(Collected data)
┌──

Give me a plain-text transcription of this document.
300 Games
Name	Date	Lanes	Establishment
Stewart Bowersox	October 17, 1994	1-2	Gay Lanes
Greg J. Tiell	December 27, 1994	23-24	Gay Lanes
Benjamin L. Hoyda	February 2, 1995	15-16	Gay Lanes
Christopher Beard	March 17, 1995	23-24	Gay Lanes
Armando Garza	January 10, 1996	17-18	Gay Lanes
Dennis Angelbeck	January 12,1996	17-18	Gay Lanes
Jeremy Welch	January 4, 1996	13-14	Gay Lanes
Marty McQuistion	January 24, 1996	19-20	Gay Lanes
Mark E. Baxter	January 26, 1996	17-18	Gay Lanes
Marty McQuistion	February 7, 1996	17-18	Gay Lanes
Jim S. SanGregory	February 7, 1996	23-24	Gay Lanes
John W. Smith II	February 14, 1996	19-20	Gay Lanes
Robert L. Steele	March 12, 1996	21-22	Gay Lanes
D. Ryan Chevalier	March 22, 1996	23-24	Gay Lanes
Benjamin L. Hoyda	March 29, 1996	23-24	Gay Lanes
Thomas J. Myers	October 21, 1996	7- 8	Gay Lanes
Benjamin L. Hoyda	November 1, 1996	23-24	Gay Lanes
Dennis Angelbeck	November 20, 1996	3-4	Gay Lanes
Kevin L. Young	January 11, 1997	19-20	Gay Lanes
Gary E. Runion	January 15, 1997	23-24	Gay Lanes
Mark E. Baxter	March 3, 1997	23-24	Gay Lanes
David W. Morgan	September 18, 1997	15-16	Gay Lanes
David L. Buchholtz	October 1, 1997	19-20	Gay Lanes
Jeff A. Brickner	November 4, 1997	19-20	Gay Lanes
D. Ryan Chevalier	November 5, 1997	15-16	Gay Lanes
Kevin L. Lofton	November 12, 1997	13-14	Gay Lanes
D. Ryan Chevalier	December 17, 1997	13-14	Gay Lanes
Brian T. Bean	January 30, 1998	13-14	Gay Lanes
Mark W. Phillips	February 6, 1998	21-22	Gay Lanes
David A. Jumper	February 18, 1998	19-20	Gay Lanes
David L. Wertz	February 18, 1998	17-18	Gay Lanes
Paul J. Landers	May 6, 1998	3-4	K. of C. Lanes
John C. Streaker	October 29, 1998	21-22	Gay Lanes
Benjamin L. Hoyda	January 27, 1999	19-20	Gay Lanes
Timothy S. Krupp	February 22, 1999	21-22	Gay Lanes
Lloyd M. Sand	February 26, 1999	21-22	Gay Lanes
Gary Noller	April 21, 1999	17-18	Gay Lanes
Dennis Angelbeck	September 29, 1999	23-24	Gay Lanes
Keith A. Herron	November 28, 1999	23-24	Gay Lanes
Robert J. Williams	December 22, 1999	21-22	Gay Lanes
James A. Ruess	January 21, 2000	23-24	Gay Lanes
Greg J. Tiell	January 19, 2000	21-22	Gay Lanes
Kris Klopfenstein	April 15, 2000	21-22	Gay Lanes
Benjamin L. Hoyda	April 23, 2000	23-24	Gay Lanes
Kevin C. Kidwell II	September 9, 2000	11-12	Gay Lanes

└──

Using the material above, count the lines containing the word "April". Reply with the number alone.

• EXERCISE RESPONSE: 3